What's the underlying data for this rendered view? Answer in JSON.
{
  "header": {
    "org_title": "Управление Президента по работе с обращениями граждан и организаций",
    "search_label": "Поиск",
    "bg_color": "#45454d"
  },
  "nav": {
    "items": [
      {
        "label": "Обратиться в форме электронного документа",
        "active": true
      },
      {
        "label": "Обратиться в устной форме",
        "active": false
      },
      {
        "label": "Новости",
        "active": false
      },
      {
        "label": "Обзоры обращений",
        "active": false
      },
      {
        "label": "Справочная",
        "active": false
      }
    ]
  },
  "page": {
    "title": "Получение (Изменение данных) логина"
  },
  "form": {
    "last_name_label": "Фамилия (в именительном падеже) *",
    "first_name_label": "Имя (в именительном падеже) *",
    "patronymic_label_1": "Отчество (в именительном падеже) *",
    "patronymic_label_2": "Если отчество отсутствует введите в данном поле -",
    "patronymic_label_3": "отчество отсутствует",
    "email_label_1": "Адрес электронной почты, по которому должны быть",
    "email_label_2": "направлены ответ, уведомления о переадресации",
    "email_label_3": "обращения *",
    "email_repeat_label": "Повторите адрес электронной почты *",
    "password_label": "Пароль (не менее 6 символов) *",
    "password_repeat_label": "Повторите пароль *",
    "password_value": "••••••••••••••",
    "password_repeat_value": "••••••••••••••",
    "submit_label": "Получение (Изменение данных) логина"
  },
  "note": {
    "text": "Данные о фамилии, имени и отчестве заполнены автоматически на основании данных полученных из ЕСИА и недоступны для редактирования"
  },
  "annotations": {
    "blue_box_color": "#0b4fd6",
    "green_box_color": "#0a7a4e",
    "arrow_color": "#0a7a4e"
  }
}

════════════════════

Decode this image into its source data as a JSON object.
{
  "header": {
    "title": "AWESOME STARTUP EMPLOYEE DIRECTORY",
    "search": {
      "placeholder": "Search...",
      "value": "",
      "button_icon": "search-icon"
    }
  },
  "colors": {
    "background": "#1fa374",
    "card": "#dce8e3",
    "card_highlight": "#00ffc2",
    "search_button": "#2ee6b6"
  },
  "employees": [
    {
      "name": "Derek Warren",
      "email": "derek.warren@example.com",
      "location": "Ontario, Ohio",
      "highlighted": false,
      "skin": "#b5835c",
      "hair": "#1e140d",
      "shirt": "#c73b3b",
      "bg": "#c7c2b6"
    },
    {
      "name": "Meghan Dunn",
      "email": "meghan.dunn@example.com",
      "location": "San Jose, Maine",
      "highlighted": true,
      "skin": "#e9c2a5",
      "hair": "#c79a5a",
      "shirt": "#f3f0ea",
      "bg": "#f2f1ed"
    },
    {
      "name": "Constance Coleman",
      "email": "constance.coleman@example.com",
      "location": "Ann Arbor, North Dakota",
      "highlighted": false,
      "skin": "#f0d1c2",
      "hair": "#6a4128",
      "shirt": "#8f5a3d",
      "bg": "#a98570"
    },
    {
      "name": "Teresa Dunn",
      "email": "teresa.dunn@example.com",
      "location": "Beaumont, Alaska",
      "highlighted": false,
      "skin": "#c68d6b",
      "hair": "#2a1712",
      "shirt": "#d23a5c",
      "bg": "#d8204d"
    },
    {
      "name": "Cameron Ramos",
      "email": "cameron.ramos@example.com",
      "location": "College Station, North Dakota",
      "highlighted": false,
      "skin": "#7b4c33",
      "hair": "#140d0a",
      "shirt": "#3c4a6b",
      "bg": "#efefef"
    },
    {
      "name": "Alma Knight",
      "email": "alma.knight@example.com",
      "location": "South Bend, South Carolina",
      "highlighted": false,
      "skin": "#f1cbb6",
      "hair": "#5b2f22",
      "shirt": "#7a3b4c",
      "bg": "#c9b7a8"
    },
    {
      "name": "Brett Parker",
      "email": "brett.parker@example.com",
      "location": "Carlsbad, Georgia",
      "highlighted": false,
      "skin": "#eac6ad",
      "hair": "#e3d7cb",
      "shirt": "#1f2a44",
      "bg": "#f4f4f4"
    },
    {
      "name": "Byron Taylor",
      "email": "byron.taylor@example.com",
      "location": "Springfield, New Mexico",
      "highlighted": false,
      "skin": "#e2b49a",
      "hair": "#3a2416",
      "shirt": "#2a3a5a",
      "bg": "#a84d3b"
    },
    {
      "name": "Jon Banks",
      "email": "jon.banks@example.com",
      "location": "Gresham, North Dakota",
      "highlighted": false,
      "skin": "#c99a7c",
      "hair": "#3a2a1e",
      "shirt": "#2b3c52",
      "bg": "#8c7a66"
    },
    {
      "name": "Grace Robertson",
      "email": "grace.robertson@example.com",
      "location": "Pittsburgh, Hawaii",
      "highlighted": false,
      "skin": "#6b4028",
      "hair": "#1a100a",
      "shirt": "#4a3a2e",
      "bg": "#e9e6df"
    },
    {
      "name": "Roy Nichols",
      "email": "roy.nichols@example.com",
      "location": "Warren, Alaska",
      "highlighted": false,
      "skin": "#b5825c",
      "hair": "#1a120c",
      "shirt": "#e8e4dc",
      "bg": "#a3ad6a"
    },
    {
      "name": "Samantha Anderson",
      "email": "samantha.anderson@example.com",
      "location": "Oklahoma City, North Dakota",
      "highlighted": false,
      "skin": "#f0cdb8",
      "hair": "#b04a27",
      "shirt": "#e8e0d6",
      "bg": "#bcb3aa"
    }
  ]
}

════════════════════

> TASK STATEMENT
Return each line in the records that holds the string "форме".

> SOLUTION TO THIS PROBLEM
        "label": "Обратиться в форме электронного документа",
        "label": "Обратиться в устной форме",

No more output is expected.